[JOB] The listing below should be printed exactly, every line of it. Skip the pictures.

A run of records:
========================================
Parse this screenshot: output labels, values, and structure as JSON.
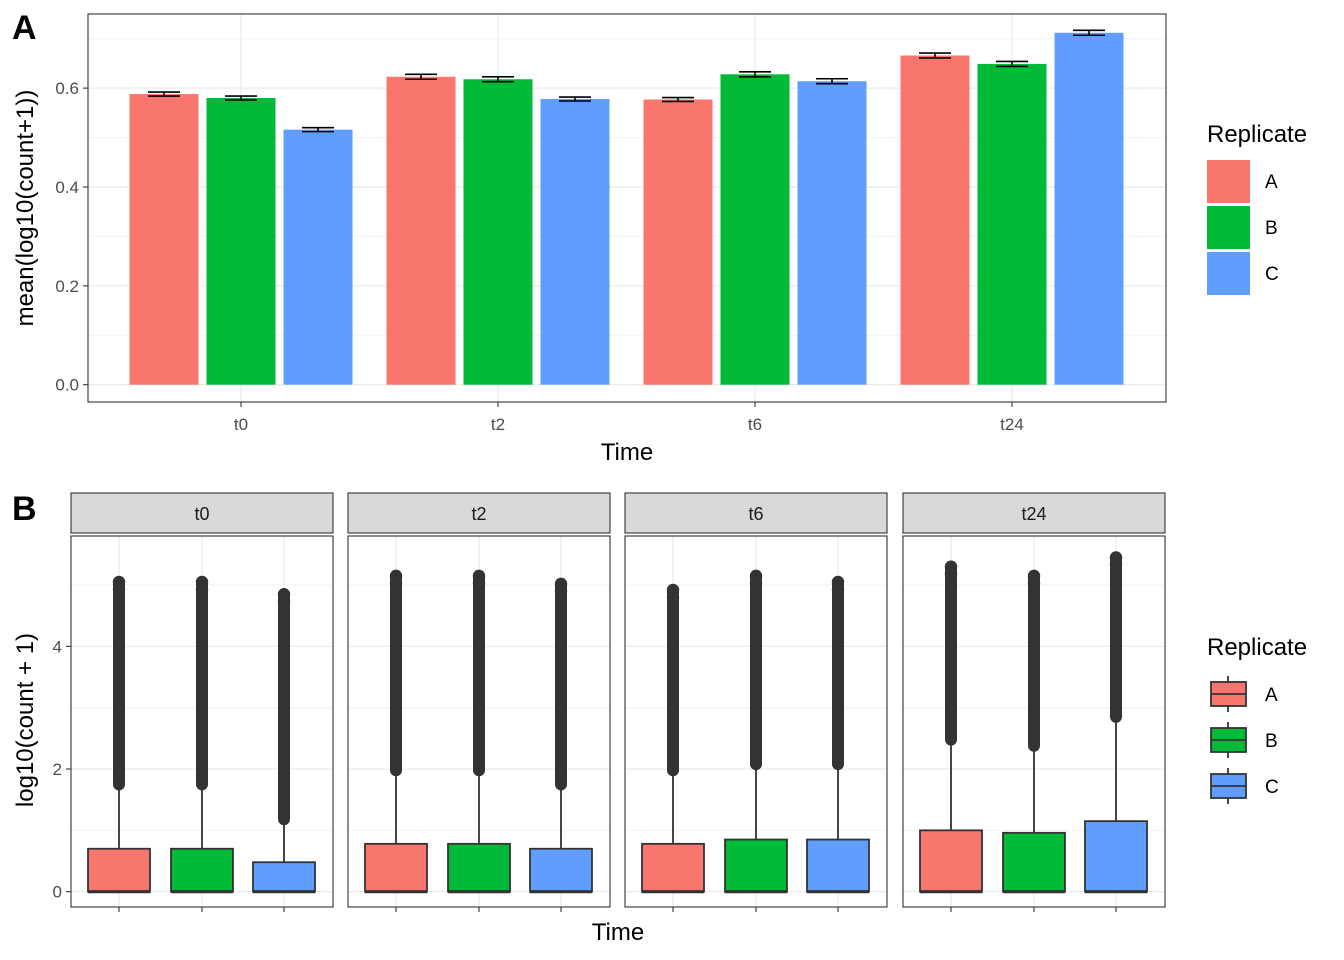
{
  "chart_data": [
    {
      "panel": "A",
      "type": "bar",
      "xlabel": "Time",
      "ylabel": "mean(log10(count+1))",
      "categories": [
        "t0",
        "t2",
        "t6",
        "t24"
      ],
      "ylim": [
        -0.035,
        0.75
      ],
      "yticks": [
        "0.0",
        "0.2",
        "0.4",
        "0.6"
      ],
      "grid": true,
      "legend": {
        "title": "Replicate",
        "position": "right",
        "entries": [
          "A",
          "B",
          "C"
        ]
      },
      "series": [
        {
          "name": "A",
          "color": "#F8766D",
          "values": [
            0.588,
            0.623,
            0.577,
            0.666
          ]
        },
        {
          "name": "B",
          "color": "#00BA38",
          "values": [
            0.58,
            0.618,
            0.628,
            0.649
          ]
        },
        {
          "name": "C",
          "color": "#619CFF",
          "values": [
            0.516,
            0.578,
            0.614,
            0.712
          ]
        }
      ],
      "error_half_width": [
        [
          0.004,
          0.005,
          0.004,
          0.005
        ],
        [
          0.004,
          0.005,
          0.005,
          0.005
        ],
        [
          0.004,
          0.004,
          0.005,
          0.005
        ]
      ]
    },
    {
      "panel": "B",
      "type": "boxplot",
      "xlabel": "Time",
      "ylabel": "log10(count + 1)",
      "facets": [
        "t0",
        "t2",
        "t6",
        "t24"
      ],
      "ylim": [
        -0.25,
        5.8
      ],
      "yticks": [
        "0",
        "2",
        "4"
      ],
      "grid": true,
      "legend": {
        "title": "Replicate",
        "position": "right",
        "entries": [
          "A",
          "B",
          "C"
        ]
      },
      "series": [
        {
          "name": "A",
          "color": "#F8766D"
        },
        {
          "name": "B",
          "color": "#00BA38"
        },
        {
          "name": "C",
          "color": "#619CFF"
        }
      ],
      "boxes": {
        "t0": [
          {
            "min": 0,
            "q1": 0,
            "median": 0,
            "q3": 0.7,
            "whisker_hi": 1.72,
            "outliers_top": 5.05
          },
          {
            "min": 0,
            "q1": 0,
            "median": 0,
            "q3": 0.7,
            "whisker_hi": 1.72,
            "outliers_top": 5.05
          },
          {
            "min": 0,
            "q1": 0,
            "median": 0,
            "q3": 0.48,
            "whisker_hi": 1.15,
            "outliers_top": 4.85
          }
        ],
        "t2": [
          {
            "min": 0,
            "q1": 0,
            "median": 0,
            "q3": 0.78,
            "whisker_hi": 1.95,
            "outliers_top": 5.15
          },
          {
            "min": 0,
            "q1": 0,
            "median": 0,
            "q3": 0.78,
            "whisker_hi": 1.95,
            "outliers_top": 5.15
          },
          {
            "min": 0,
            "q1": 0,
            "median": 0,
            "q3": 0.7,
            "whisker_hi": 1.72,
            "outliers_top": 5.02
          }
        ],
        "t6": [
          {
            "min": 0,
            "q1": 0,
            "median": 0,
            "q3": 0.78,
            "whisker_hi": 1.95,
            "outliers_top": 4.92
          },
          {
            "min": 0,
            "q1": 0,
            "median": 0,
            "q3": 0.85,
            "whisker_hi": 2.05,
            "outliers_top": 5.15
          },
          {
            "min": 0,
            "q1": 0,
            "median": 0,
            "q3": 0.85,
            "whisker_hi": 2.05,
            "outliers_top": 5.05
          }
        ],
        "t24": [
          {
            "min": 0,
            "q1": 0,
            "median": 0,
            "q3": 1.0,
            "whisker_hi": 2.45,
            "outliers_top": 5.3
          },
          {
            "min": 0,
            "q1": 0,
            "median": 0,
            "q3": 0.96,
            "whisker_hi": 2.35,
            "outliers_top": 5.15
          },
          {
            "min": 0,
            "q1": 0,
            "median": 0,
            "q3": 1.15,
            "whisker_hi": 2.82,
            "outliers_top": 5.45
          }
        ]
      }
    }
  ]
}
========================================
[TASK ANSWER]
Parse this screenshot: output labels, values, and structure as JSON.
{
  "chart_data": [
    {
      "panel": "A",
      "type": "bar",
      "xlabel": "Time",
      "ylabel": "mean(log10(count+1))",
      "categories": [
        "t0",
        "t2",
        "t6",
        "t24"
      ],
      "ylim": [
        -0.035,
        0.75
      ],
      "yticks": [
        "0.0",
        "0.2",
        "0.4",
        "0.6"
      ],
      "grid": true,
      "legend": {
        "title": "Replicate",
        "position": "right",
        "entries": [
          "A",
          "B",
          "C"
        ]
      },
      "series": [
        {
          "name": "A",
          "color": "#F8766D",
          "values": [
            0.588,
            0.623,
            0.577,
            0.666
          ]
        },
        {
          "name": "B",
          "color": "#00BA38",
          "values": [
            0.58,
            0.618,
            0.628,
            0.649
          ]
        },
        {
          "name": "C",
          "color": "#619CFF",
          "values": [
            0.516,
            0.578,
            0.614,
            0.712
          ]
        }
      ],
      "error_half_width": [
        [
          0.004,
          0.005,
          0.004,
          0.005
        ],
        [
          0.004,
          0.005,
          0.005,
          0.005
        ],
        [
          0.004,
          0.004,
          0.005,
          0.005
        ]
      ]
    },
    {
      "panel": "B",
      "type": "boxplot",
      "xlabel": "Time",
      "ylabel": "log10(count + 1)",
      "facets": [
        "t0",
        "t2",
        "t6",
        "t24"
      ],
      "ylim": [
        -0.25,
        5.8
      ],
      "yticks": [
        "0",
        "2",
        "4"
      ],
      "grid": true,
      "legend": {
        "title": "Replicate",
        "position": "right",
        "entries": [
          "A",
          "B",
          "C"
        ]
      },
      "series": [
        {
          "name": "A",
          "color": "#F8766D"
        },
        {
          "name": "B",
          "color": "#00BA38"
        },
        {
          "name": "C",
          "color": "#619CFF"
        }
      ],
      "boxes": {
        "t0": [
          {
            "min": 0,
            "q1": 0,
            "median": 0,
            "q3": 0.7,
            "whisker_hi": 1.72,
            "outliers_top": 5.05
          },
          {
            "min": 0,
            "q1": 0,
            "median": 0,
            "q3": 0.7,
            "whisker_hi": 1.72,
            "outliers_top": 5.05
          },
          {
            "min": 0,
            "q1": 0,
            "median": 0,
            "q3": 0.48,
            "whisker_hi": 1.15,
            "outliers_top": 4.85
          }
        ],
        "t2": [
          {
            "min": 0,
            "q1": 0,
            "median": 0,
            "q3": 0.78,
            "whisker_hi": 1.95,
            "outliers_top": 5.15
          },
          {
            "min": 0,
            "q1": 0,
            "median": 0,
            "q3": 0.78,
            "whisker_hi": 1.95,
            "outliers_top": 5.15
          },
          {
            "min": 0,
            "q1": 0,
            "median": 0,
            "q3": 0.7,
            "whisker_hi": 1.72,
            "outliers_top": 5.02
          }
        ],
        "t6": [
          {
            "min": 0,
            "q1": 0,
            "median": 0,
            "q3": 0.78,
            "whisker_hi": 1.95,
            "outliers_top": 4.92
          },
          {
            "min": 0,
            "q1": 0,
            "median": 0,
            "q3": 0.85,
            "whisker_hi": 2.05,
            "outliers_top": 5.15
          },
          {
            "min": 0,
            "q1": 0,
            "median": 0,
            "q3": 0.85,
            "whisker_hi": 2.05,
            "outliers_top": 5.05
          }
        ],
        "t24": [
          {
            "min": 0,
            "q1": 0,
            "median": 0,
            "q3": 1.0,
            "whisker_hi": 2.45,
            "outliers_top": 5.3
          },
          {
            "min": 0,
            "q1": 0,
            "median": 0,
            "q3": 0.96,
            "whisker_hi": 2.35,
            "outliers_top": 5.15
          },
          {
            "min": 0,
            "q1": 0,
            "median": 0,
            "q3": 1.15,
            "whisker_hi": 2.82,
            "outliers_top": 5.45
          }
        ]
      }
    }
  ]
}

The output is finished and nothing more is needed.